-- START OF DATA LISTING --
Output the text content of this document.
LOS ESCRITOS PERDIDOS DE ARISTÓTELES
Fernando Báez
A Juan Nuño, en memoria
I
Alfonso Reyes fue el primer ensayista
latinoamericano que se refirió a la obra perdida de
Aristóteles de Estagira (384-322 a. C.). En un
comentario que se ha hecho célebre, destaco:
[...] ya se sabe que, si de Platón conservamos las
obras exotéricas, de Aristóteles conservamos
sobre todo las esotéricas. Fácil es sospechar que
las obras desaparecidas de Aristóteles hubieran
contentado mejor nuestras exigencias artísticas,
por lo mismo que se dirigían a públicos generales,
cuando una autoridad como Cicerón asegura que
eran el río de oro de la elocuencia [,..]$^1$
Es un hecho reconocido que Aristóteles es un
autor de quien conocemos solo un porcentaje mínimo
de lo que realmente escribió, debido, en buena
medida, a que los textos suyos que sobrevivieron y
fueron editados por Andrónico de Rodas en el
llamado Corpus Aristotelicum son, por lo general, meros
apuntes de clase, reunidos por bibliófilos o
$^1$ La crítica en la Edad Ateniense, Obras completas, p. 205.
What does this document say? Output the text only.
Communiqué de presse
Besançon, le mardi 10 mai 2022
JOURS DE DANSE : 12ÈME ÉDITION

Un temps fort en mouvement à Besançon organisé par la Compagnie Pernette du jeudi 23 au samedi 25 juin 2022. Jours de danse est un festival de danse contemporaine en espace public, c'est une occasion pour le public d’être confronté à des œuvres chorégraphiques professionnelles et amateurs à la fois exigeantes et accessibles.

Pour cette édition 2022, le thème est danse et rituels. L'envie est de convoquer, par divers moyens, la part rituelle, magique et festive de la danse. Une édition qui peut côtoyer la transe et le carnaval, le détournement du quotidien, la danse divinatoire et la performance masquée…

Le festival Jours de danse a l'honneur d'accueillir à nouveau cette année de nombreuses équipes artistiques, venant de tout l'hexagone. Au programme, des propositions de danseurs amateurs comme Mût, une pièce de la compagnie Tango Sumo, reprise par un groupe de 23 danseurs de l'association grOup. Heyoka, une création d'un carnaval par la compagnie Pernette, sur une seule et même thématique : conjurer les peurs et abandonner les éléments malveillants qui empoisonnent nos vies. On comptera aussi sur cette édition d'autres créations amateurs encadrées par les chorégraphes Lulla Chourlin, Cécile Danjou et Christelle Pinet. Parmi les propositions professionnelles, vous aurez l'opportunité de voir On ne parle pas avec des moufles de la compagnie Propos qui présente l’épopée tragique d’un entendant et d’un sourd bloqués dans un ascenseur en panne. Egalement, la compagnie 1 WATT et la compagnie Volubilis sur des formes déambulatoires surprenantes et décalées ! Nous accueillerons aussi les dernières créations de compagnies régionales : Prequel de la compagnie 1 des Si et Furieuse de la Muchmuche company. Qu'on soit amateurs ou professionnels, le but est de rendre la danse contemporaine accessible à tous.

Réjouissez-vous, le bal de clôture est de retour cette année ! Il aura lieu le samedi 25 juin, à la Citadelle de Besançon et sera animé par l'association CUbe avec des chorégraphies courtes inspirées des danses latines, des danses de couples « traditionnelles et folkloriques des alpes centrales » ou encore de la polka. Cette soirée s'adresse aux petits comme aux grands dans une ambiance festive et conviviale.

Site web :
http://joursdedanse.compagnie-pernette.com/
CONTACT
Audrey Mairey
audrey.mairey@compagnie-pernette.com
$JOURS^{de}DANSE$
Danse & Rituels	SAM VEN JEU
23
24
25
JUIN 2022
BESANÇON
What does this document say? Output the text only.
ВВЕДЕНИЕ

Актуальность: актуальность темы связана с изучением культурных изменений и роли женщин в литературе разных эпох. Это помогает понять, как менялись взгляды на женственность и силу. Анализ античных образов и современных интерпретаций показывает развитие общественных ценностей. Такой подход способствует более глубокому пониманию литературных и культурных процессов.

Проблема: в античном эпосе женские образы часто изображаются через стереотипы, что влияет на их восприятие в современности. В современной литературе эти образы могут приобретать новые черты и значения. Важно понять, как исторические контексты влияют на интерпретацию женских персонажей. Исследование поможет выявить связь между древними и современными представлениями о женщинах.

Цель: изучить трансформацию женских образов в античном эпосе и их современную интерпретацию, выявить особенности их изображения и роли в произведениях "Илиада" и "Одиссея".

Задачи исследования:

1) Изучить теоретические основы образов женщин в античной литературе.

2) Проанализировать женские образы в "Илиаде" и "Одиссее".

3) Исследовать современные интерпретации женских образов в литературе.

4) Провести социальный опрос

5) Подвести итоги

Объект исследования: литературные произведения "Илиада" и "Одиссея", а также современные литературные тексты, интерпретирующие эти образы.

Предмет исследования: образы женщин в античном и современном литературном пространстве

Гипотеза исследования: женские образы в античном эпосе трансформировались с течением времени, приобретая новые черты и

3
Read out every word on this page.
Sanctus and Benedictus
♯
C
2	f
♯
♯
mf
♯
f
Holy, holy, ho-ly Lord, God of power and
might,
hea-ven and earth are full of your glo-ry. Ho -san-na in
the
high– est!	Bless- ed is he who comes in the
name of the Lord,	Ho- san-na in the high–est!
-- END OF DATA LISTING --
Only the number is wanted: how many lines of the material above include the word "выявить"?

2